AIM. Collect all lines from the listing that include the string "JSON".

RECORDS SHOWN.
****************
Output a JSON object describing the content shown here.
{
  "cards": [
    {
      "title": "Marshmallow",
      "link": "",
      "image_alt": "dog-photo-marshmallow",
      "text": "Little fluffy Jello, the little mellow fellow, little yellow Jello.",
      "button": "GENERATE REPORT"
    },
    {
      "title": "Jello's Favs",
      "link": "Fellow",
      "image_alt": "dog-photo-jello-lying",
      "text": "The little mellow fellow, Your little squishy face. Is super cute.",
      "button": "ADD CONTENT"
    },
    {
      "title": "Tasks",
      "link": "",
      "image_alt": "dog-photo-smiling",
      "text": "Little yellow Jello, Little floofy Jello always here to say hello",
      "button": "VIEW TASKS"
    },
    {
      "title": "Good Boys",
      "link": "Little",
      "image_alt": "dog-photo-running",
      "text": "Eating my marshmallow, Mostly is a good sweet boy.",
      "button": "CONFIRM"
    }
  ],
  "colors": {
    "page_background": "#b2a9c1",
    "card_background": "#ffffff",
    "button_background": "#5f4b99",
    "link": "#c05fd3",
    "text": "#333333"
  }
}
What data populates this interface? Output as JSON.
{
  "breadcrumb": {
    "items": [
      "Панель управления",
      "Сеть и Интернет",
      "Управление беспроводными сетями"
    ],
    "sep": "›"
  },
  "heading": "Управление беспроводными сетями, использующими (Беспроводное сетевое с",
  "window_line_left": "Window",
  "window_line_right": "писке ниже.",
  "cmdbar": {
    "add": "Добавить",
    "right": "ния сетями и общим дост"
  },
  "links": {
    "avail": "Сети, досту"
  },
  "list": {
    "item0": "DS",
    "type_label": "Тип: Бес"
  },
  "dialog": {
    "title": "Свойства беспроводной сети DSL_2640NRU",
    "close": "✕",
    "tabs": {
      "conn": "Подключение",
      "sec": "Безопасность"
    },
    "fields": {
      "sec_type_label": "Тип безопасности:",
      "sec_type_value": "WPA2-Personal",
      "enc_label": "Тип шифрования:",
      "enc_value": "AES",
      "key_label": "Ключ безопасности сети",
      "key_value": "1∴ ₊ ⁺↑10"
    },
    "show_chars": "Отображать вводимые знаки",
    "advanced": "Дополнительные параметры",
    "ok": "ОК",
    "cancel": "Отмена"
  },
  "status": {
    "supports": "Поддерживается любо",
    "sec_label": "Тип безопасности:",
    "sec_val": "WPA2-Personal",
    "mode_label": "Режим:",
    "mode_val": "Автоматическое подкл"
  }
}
****************
SOLUTION.
Output a JSON object describing the content shown here.
What data populates this interface? Output as JSON.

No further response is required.